Copy out each line exactly; pictures stay out of the copy.

[The records]

——

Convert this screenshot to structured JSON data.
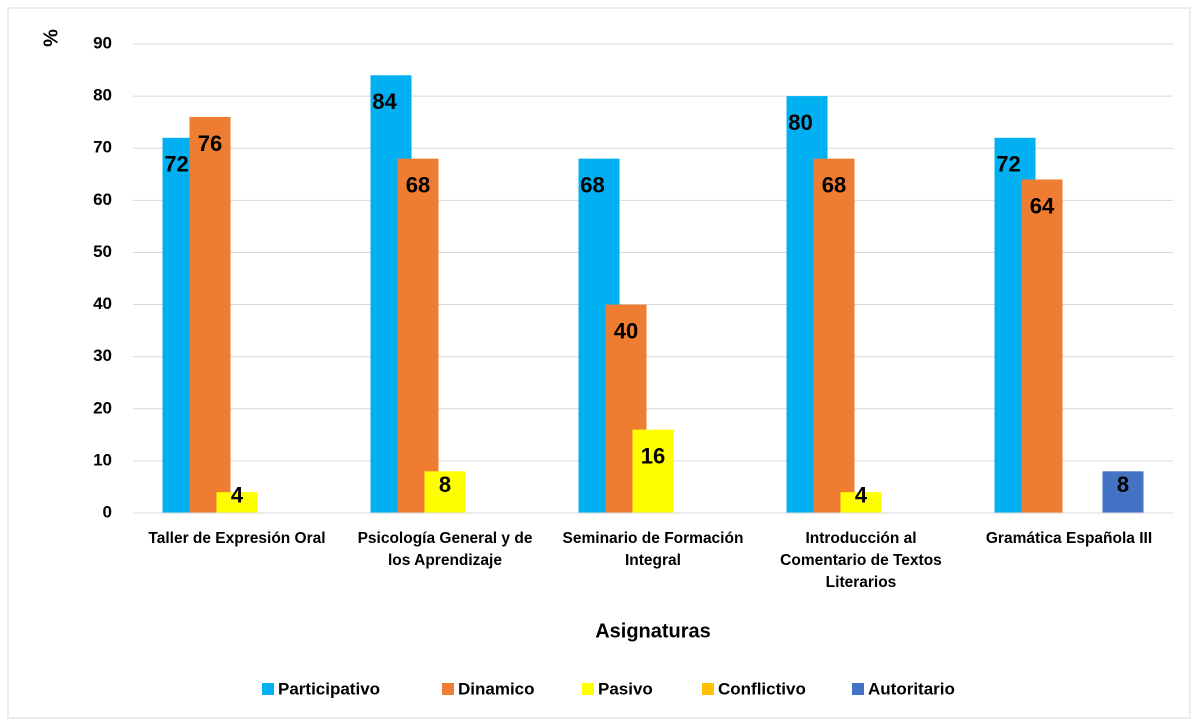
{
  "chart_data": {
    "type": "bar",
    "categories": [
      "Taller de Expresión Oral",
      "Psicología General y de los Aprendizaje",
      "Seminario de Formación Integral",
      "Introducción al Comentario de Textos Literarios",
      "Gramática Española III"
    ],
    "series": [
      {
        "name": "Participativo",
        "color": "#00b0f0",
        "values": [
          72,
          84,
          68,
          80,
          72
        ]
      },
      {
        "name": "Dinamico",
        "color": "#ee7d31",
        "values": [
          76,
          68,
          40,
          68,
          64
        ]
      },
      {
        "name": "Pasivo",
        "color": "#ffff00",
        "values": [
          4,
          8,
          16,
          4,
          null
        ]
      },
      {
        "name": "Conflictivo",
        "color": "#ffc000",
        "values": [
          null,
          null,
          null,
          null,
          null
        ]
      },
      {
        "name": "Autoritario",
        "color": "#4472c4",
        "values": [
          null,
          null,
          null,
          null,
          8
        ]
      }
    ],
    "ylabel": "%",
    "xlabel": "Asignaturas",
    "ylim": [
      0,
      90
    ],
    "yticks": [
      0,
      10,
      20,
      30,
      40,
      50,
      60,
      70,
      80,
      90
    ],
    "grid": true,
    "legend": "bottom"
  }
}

——

[Exercise response]
Convert this screenshot to structured JSON data.
{
  "chart_data": {
    "type": "bar",
    "categories": [
      "Taller de Expresión Oral",
      "Psicología General y de los Aprendizaje",
      "Seminario de Formación Integral",
      "Introducción al Comentario de Textos Literarios",
      "Gramática Española III"
    ],
    "series": [
      {
        "name": "Participativo",
        "color": "#00b0f0",
        "values": [
          72,
          84,
          68,
          80,
          72
        ]
      },
      {
        "name": "Dinamico",
        "color": "#ee7d31",
        "values": [
          76,
          68,
          40,
          68,
          64
        ]
      },
      {
        "name": "Pasivo",
        "color": "#ffff00",
        "values": [
          4,
          8,
          16,
          4,
          null
        ]
      },
      {
        "name": "Conflictivo",
        "color": "#ffc000",
        "values": [
          null,
          null,
          null,
          null,
          null
        ]
      },
      {
        "name": "Autoritario",
        "color": "#4472c4",
        "values": [
          null,
          null,
          null,
          null,
          8
        ]
      }
    ],
    "ylabel": "%",
    "xlabel": "Asignaturas",
    "ylim": [
      0,
      90
    ],
    "yticks": [
      0,
      10,
      20,
      30,
      40,
      50,
      60,
      70,
      80,
      90
    ],
    "grid": true,
    "legend": "bottom"
  }
}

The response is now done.